[Aim]
Write out the listing below without alteration, omitting its pictures.

[Recorded data]
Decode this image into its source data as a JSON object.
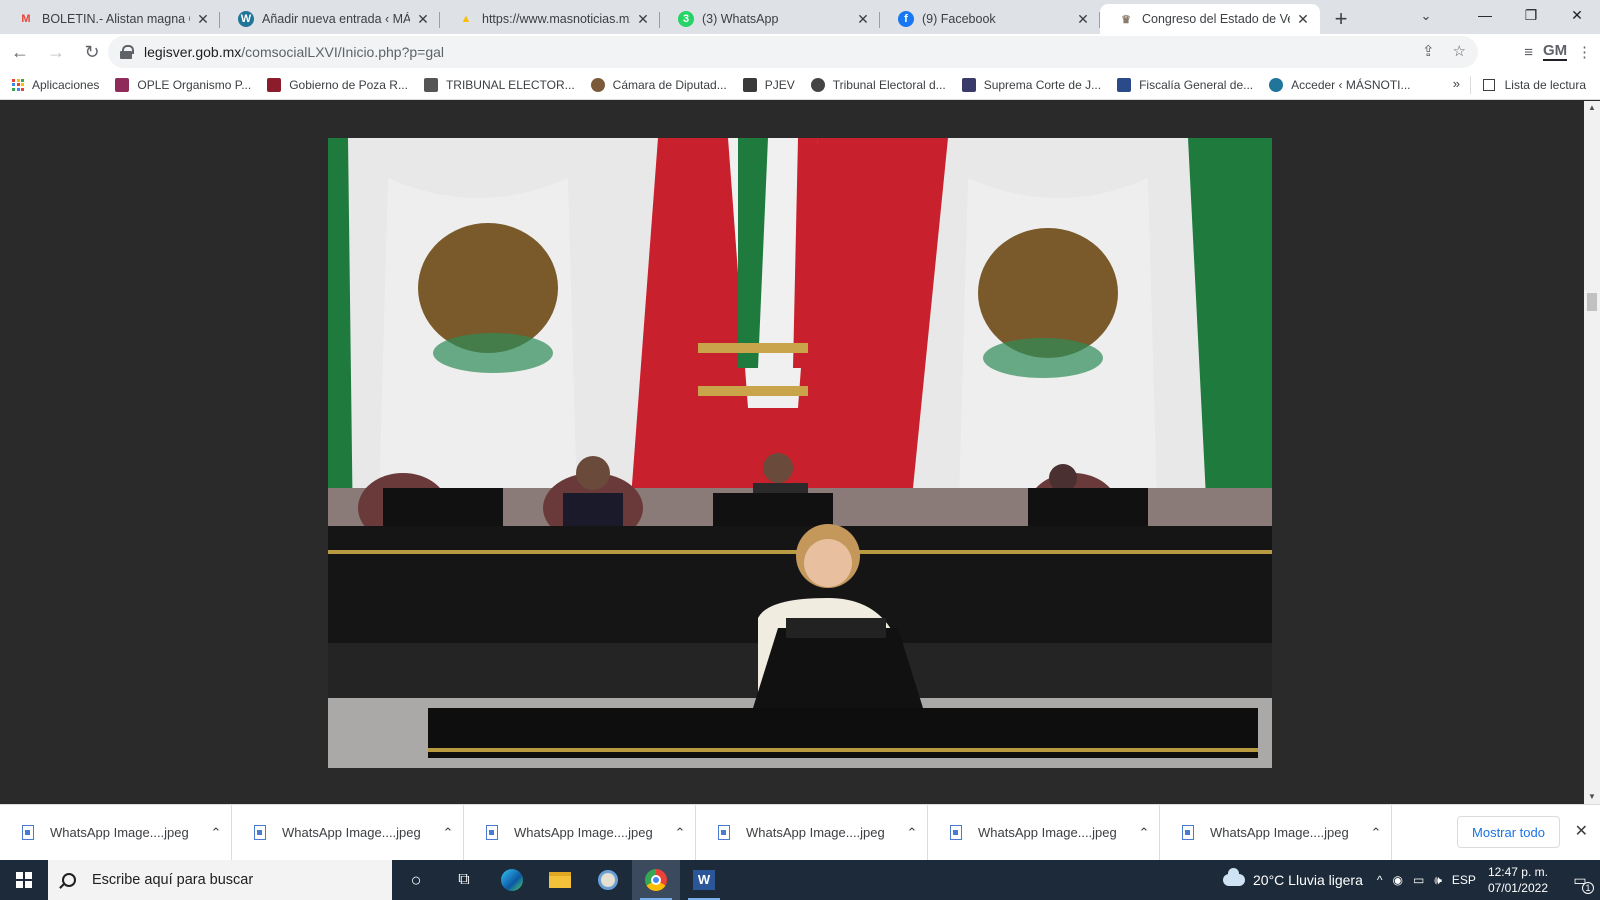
{
  "tabs": [
    {
      "title": "BOLETIN.- Alistan magna Gala",
      "favicon": "gmail-icon",
      "active": false
    },
    {
      "title": "Añadir nueva entrada ‹ MÁSN",
      "favicon": "wordpress-icon",
      "active": false
    },
    {
      "title": "https://www.masnoticias.mx",
      "favicon": "drive-icon",
      "active": false
    },
    {
      "title": "(3) WhatsApp",
      "favicon": "whatsapp-icon",
      "active": false
    },
    {
      "title": "(9) Facebook",
      "favicon": "facebook-icon",
      "active": false
    },
    {
      "title": "Congreso del Estado de Vera",
      "favicon": "congreso-icon",
      "active": true
    }
  ],
  "toolbar": {
    "url_host": "legisver.gob.mx",
    "url_path": "/comsocialLXVI/Inicio.php?p=gal",
    "profile_initials": "GM"
  },
  "bookmarks": [
    {
      "label": "Aplicaciones",
      "color": "#ea4335"
    },
    {
      "label": "OPLE Organismo P...",
      "color": "#8e2b5b"
    },
    {
      "label": "Gobierno de Poza R...",
      "color": "#8b1c2c"
    },
    {
      "label": "TRIBUNAL ELECTOR...",
      "color": "#555555"
    },
    {
      "label": "Cámara de Diputad...",
      "color": "#7a5a3a"
    },
    {
      "label": "PJEV",
      "color": "#3a3a3a"
    },
    {
      "label": "Tribunal Electoral d...",
      "color": "#444444"
    },
    {
      "label": "Suprema Corte de J...",
      "color": "#3a3a6a"
    },
    {
      "label": "Fiscalía General de...",
      "color": "#2a4a8a"
    },
    {
      "label": "Acceder ‹ MÁSNOTI...",
      "color": "#21759b"
    }
  ],
  "reading_list": "Lista de lectura",
  "downloads": [
    {
      "name": "WhatsApp Image....jpeg"
    },
    {
      "name": "WhatsApp Image....jpeg"
    },
    {
      "name": "WhatsApp Image....jpeg"
    },
    {
      "name": "WhatsApp Image....jpeg"
    },
    {
      "name": "WhatsApp Image....jpeg"
    },
    {
      "name": "WhatsApp Image....jpeg"
    }
  ],
  "show_all": "Mostrar todo",
  "taskbar": {
    "search_placeholder": "Escribe aquí para buscar",
    "weather": "20°C  Lluvia ligera",
    "lang": "ESP",
    "time": "12:47 p. m.",
    "date": "07/01/2022",
    "notifications": "1"
  }
}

[Completed exercise]
Decode this image into its source data as a JSON object.
{
  "tabs": [
    {
      "title": "BOLETIN.- Alistan magna Gala",
      "favicon": "gmail-icon",
      "active": false
    },
    {
      "title": "Añadir nueva entrada ‹ MÁSN",
      "favicon": "wordpress-icon",
      "active": false
    },
    {
      "title": "https://www.masnoticias.mx",
      "favicon": "drive-icon",
      "active": false
    },
    {
      "title": "(3) WhatsApp",
      "favicon": "whatsapp-icon",
      "active": false
    },
    {
      "title": "(9) Facebook",
      "favicon": "facebook-icon",
      "active": false
    },
    {
      "title": "Congreso del Estado de Vera",
      "favicon": "congreso-icon",
      "active": true
    }
  ],
  "toolbar": {
    "url_host": "legisver.gob.mx",
    "url_path": "/comsocialLXVI/Inicio.php?p=gal",
    "profile_initials": "GM"
  },
  "bookmarks": [
    {
      "label": "Aplicaciones",
      "color": "#ea4335"
    },
    {
      "label": "OPLE Organismo P...",
      "color": "#8e2b5b"
    },
    {
      "label": "Gobierno de Poza R...",
      "color": "#8b1c2c"
    },
    {
      "label": "TRIBUNAL ELECTOR...",
      "color": "#555555"
    },
    {
      "label": "Cámara de Diputad...",
      "color": "#7a5a3a"
    },
    {
      "label": "PJEV",
      "color": "#3a3a3a"
    },
    {
      "label": "Tribunal Electoral d...",
      "color": "#444444"
    },
    {
      "label": "Suprema Corte de J...",
      "color": "#3a3a6a"
    },
    {
      "label": "Fiscalía General de...",
      "color": "#2a4a8a"
    },
    {
      "label": "Acceder ‹ MÁSNOTI...",
      "color": "#21759b"
    }
  ],
  "reading_list": "Lista de lectura",
  "downloads": [
    {
      "name": "WhatsApp Image....jpeg"
    },
    {
      "name": "WhatsApp Image....jpeg"
    },
    {
      "name": "WhatsApp Image....jpeg"
    },
    {
      "name": "WhatsApp Image....jpeg"
    },
    {
      "name": "WhatsApp Image....jpeg"
    },
    {
      "name": "WhatsApp Image....jpeg"
    }
  ],
  "show_all": "Mostrar todo",
  "taskbar": {
    "search_placeholder": "Escribe aquí para buscar",
    "weather": "20°C  Lluvia ligera",
    "lang": "ESP",
    "time": "12:47 p. m.",
    "date": "07/01/2022",
    "notifications": "1"
  }
}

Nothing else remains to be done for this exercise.